▸ Problem
Read through the data and report every line in which the word "临江大道" occurs.

▸ Data for processing
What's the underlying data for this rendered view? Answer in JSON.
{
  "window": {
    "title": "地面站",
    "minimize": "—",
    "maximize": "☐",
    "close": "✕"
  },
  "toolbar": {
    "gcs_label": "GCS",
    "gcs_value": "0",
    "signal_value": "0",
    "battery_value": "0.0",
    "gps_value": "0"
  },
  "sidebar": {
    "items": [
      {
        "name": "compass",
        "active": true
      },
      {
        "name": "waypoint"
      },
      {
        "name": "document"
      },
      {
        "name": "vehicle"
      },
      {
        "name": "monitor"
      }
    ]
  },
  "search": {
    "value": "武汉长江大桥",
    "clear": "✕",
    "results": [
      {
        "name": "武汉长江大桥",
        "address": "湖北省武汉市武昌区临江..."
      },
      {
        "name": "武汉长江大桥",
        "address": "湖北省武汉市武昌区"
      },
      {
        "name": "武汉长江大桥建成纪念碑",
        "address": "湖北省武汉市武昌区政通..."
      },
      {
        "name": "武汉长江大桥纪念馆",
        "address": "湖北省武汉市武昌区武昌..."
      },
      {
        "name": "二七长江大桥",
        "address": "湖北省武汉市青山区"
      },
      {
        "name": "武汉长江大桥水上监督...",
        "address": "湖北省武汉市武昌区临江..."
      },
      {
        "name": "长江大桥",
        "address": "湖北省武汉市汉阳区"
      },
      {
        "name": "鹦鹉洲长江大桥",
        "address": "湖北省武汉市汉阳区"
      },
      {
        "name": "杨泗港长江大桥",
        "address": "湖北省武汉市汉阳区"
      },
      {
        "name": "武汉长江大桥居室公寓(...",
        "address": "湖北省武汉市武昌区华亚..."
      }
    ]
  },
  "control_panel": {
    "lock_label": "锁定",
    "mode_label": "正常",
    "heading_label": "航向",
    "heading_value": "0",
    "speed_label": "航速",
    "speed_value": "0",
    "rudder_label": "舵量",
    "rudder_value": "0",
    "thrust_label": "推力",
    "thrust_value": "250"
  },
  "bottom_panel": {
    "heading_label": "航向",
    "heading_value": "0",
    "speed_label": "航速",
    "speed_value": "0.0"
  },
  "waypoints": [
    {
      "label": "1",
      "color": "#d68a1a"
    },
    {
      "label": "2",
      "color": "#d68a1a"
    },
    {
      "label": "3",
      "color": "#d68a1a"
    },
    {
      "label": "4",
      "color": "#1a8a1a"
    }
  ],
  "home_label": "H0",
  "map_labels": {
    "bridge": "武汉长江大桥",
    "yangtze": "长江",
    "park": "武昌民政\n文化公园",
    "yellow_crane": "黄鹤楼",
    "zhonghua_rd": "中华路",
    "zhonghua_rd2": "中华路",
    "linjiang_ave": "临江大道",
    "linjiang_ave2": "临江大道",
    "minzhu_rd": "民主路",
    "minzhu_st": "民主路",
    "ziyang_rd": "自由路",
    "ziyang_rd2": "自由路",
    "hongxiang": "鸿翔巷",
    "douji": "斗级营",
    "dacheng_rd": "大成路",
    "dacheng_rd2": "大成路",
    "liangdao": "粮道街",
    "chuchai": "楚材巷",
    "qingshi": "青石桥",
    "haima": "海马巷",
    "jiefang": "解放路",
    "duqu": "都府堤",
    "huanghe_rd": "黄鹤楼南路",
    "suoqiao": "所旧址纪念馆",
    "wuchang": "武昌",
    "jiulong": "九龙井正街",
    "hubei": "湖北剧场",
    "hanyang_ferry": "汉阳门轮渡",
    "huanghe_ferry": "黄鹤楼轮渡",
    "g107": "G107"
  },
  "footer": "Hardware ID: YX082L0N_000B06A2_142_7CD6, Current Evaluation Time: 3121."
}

▸ Written solution
    "linjiang_ave": "临江大道",
    "linjiang_ave2": "临江大道",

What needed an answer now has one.